TASK INPUTS:
========
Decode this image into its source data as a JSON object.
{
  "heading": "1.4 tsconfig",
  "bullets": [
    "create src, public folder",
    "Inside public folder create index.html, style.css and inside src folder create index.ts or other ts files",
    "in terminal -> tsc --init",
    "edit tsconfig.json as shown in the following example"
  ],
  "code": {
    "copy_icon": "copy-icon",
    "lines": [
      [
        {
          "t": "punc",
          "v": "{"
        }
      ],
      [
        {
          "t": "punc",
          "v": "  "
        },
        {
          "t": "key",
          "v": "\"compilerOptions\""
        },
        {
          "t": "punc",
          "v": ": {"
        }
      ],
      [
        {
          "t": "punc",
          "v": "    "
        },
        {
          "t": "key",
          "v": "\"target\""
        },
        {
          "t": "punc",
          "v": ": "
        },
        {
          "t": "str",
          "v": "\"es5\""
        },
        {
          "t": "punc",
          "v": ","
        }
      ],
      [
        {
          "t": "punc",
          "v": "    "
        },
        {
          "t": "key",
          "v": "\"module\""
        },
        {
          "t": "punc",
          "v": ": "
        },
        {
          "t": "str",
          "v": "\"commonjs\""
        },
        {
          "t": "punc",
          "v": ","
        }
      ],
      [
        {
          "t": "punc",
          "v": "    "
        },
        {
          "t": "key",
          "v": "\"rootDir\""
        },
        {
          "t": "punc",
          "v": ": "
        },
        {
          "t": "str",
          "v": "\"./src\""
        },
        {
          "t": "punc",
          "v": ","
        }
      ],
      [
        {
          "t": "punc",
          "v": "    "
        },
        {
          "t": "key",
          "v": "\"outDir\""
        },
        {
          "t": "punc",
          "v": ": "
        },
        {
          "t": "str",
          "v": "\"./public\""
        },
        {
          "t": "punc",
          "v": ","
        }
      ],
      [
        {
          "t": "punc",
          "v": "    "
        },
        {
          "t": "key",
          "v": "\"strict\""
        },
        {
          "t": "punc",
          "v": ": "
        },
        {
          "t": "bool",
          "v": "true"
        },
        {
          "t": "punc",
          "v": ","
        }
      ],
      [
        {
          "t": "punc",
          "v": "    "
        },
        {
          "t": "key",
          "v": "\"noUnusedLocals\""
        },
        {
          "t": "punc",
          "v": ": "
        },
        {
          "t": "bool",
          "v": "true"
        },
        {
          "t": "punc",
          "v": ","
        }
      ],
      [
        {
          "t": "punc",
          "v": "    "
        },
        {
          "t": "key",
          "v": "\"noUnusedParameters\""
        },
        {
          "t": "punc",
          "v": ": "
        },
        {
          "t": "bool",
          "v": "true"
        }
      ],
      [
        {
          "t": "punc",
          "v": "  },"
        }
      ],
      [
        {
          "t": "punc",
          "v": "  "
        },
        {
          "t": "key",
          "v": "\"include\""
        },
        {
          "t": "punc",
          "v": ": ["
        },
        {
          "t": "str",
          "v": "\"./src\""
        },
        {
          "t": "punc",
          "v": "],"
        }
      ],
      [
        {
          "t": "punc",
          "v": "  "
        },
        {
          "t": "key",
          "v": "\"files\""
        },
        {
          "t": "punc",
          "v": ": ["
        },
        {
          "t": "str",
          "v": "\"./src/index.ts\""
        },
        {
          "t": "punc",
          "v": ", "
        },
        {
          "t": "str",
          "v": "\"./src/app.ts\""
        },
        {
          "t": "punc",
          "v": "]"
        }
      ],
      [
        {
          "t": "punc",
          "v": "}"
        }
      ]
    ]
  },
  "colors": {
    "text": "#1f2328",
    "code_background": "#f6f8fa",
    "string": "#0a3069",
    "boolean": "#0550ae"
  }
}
========
WHAT YOU WILL DO: Take every line containing the word "create" and copy it.

EXERCISE ANSWER:
    "create src, public folder",
    "Inside public folder create index.html, style.css and inside src folder create index.ts or other ts files",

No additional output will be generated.